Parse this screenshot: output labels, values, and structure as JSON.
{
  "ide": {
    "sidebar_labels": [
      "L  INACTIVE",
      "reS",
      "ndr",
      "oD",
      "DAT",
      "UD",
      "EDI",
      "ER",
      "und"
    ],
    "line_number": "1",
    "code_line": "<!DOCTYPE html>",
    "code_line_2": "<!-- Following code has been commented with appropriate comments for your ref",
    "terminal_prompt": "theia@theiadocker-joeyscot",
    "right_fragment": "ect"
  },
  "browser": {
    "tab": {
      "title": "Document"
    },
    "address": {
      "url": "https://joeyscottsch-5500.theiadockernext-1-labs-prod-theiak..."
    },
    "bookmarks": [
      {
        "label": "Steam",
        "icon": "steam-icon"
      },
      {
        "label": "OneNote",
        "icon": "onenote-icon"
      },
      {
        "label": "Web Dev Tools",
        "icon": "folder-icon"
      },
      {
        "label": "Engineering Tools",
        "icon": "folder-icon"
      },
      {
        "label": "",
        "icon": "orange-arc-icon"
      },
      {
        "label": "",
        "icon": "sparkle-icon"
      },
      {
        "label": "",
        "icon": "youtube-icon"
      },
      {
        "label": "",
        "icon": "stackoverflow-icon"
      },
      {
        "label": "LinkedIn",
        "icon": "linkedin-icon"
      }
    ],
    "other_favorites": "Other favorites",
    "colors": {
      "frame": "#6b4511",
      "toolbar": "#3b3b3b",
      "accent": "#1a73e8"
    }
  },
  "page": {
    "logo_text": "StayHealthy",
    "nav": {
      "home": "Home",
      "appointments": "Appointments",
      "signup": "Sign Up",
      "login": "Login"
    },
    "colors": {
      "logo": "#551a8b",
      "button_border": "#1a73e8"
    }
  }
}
* * *
Look for the word "Tools" and return every line where it occurs.

        "label": "Web Dev Tools",
        "label": "Engineering Tools",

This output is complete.